Excerpt to read
+++++

Support Questions
Find answers, ask questions, and share your expertise

NIFI : PutHive3Streaming Transaction state is not OPEN. Missing beginTransaction

Explorer

NIFI version 1.16.1

nifi-hive3-nar-1.16.2

 

While loading data to hive tables using PutHive3Streaming, some of the tables loads are getting failed with errors. I tried to change commit size, it didn't help.  out of 50 hive table loads only 5 gets failed with this error and this is repeatable. Record count for these tables are less than 1Million.

 

2022-06-21 09:53:23,114 ERROR [Timer-Driven Process Thread-21] o.a.n.processors.hive.PutHive3Streaming PutHive3Streaming[id=9c9e3916-2000-1698-a0da-2dc44149819f] Aborted transaction cannot be committed: Transaction txnid:10346416 already aborted
org.apache.nifi.processors.hive.PutHive3Streaming$ShouldRetryException: Aborted transaction cannot be committed: Transaction txnid:10346416 already aborted
at org.apache.nifi.processors.hive.PutHive3Streaming.lambda$onTrigger$0(PutHive3Streaming.java:512)
at java.security.AccessController.doPrivileged(Native Method)

+++++

[Excerpt from a dataset]
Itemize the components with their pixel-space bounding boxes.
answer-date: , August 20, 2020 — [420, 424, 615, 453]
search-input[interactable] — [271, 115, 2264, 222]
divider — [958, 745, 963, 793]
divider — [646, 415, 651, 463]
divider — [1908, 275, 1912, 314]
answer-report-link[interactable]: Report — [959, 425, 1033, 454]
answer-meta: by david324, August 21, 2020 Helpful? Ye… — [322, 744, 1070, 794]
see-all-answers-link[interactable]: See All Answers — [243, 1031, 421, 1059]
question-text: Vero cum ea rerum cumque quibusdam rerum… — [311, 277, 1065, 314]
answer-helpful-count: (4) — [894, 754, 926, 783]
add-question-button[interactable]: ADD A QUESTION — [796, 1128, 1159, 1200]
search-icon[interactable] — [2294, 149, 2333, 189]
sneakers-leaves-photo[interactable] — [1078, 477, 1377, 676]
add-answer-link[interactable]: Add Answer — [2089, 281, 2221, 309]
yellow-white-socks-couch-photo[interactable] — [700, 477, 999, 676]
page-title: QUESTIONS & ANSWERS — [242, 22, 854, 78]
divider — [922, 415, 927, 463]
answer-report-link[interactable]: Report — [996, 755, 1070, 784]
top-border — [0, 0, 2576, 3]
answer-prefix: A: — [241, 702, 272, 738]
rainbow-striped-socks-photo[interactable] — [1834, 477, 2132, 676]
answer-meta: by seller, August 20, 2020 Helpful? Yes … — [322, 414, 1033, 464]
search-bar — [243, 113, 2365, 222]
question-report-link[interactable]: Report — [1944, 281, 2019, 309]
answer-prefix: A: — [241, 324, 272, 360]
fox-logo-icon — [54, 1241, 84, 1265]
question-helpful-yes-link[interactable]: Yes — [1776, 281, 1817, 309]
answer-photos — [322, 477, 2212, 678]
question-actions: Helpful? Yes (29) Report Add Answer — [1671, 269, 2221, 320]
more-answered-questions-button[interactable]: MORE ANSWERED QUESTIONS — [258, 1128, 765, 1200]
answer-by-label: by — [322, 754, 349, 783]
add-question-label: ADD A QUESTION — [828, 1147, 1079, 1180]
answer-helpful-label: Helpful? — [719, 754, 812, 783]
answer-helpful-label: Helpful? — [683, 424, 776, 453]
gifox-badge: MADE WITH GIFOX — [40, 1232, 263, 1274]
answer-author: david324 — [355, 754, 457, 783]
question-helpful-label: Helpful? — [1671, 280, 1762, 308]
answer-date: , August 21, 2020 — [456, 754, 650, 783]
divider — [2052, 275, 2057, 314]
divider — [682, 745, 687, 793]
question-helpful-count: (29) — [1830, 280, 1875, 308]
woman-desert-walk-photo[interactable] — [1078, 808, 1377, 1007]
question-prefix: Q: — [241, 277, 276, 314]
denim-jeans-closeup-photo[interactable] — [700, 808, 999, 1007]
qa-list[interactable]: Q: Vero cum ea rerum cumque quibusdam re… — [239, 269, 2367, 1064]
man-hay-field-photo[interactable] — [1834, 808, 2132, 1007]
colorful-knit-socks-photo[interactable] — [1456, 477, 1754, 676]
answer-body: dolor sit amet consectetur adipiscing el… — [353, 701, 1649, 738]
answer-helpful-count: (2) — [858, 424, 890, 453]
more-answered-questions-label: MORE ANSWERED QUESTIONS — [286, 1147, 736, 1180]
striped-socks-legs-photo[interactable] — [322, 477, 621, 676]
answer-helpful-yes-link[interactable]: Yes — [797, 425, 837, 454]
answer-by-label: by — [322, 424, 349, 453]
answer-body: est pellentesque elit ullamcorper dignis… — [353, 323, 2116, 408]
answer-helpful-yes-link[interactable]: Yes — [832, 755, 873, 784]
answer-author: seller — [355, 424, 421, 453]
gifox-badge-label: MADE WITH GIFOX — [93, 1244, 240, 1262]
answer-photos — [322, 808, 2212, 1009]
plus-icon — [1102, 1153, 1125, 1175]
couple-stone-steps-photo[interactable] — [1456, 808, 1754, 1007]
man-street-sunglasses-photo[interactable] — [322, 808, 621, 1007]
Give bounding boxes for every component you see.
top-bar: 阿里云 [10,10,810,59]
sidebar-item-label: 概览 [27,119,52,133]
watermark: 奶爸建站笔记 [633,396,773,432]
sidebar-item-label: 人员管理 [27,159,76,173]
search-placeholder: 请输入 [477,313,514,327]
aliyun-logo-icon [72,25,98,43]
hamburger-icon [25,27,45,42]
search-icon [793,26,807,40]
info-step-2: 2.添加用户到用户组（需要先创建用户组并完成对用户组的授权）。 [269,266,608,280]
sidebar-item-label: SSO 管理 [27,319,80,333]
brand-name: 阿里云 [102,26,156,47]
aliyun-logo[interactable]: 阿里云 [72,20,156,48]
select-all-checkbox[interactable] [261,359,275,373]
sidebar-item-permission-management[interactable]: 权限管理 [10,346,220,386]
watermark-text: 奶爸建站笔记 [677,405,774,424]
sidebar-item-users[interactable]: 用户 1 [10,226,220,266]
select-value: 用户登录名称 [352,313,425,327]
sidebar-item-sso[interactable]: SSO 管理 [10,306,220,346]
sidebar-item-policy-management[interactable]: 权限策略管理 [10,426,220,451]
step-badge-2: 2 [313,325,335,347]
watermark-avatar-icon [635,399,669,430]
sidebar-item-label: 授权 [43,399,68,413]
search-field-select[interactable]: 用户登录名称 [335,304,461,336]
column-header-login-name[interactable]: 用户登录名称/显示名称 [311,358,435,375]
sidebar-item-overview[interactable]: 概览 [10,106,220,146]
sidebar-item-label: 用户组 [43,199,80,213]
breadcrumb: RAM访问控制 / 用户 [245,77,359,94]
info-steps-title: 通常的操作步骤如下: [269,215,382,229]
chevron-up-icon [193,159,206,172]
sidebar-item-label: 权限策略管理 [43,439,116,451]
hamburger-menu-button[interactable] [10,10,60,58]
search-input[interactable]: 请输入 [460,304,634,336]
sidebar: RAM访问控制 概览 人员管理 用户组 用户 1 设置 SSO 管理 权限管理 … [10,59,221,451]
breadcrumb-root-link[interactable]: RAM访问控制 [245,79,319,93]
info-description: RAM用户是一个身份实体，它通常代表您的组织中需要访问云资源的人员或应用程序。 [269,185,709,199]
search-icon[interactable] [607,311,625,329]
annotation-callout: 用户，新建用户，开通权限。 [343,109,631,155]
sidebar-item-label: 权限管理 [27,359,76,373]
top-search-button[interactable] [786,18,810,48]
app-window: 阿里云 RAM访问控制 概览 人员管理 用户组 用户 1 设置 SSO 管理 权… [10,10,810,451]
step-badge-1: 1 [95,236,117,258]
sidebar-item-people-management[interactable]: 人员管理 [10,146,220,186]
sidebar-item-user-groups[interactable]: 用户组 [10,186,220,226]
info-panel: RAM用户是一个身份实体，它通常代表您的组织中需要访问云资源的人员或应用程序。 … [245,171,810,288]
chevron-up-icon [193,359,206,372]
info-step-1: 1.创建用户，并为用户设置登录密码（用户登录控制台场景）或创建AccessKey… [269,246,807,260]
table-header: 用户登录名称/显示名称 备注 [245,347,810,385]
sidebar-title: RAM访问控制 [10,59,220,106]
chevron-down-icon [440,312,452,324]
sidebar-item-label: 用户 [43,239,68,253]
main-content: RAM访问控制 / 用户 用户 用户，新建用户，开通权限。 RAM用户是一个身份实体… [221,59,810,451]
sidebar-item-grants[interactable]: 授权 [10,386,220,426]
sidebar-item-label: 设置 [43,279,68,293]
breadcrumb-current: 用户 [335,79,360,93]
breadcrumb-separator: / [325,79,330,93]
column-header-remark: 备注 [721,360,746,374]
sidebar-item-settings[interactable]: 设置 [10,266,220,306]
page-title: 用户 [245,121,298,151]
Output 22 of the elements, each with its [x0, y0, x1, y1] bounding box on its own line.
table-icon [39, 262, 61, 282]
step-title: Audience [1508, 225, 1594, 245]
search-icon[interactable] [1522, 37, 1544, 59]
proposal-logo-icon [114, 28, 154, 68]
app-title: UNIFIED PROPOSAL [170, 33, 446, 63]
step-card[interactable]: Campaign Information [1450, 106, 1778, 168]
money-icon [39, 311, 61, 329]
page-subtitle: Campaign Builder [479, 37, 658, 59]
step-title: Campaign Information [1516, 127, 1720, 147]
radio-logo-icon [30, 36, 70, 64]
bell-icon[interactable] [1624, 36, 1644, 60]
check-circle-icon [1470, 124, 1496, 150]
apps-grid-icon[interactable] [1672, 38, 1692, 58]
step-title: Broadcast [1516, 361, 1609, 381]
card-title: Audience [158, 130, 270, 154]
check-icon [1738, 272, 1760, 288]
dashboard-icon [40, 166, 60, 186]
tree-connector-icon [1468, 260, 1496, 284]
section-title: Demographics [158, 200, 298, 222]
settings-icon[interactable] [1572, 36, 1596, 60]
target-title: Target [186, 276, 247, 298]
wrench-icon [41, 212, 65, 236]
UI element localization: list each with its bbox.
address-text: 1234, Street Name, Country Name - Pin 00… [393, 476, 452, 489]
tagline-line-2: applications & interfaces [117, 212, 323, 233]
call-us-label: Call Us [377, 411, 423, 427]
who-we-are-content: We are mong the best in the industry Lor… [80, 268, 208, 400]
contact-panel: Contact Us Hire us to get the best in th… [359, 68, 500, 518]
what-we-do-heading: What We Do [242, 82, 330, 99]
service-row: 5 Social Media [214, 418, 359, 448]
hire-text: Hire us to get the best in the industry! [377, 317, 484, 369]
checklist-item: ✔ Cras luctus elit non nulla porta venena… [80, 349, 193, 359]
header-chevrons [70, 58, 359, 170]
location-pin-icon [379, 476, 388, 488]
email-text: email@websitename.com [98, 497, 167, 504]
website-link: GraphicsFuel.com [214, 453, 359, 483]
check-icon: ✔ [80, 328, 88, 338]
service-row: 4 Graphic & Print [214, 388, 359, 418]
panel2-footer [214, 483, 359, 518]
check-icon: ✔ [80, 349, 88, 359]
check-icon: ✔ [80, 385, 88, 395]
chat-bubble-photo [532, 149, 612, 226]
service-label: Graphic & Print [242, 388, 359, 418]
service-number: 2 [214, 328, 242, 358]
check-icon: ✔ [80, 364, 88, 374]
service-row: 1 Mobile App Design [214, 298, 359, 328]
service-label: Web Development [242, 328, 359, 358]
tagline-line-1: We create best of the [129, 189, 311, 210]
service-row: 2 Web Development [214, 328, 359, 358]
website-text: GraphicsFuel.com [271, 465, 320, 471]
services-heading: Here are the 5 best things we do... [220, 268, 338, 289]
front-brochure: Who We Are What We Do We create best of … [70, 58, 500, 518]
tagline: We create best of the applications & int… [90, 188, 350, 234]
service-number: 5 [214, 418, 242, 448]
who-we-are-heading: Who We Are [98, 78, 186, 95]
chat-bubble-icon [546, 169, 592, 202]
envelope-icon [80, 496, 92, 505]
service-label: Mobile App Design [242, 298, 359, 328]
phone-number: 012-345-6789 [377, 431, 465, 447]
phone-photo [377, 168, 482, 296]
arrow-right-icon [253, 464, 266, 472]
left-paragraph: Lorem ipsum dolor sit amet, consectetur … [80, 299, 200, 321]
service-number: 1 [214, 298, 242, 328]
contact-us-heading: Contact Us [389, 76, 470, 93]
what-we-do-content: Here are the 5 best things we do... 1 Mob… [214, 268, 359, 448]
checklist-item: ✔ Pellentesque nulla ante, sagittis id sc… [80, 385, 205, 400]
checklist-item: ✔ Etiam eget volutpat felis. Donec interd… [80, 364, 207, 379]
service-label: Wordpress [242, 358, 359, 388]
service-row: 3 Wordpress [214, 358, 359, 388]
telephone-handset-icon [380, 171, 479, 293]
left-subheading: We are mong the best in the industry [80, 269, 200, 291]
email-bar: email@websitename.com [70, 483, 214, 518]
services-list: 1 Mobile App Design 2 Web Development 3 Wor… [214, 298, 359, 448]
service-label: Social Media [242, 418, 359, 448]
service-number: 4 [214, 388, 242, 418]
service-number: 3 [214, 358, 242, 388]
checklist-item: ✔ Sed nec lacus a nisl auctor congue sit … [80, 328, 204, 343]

+++++

What is asked
[1] From the forum post about the PutHive3Streaming transaction error, list each figure the poster gives about the hive table loads, and say what each one describes.
[2] Write what comes next in the forum post about the PutHive3Streaming transaction error, starting after its last line.

Per-task outputs
[1]
- 50: the total number of hive table loads
- 5: the loads that fail with this error
- Less than 1Million: the record count for these tables

[2]
at javax.security.auth.Subject.doAs(Subject.java:360)
at org.apache.hadoop.security.UserGroupInformation.doAs(UserGroupInformation.java:1662)
at org.apache.nifi.processors.hive.PutHive3Streaming.onTrigger(PutHive3Streaming.java:412)
at org.apache.nifi.processor.AbstractProcessor.onTrigger(AbstractProcessor.java:27)
at org.apache.nifi.controller.StandardProcessorNode.onTrigger(StandardProcessorNode.java:1283)
at org.apache.nifi.controller.tasks.ConnectableTask.invoke(ConnectableTask.java:214)
at org.apache.nifi.controller.scheduling.TimerDrivenSchedulingAgent$1.run(TimerDrivenSchedulingAgent.java:103)
at org.apache.nifi.engine.FlowEngine$2.run(FlowEngine.java:110)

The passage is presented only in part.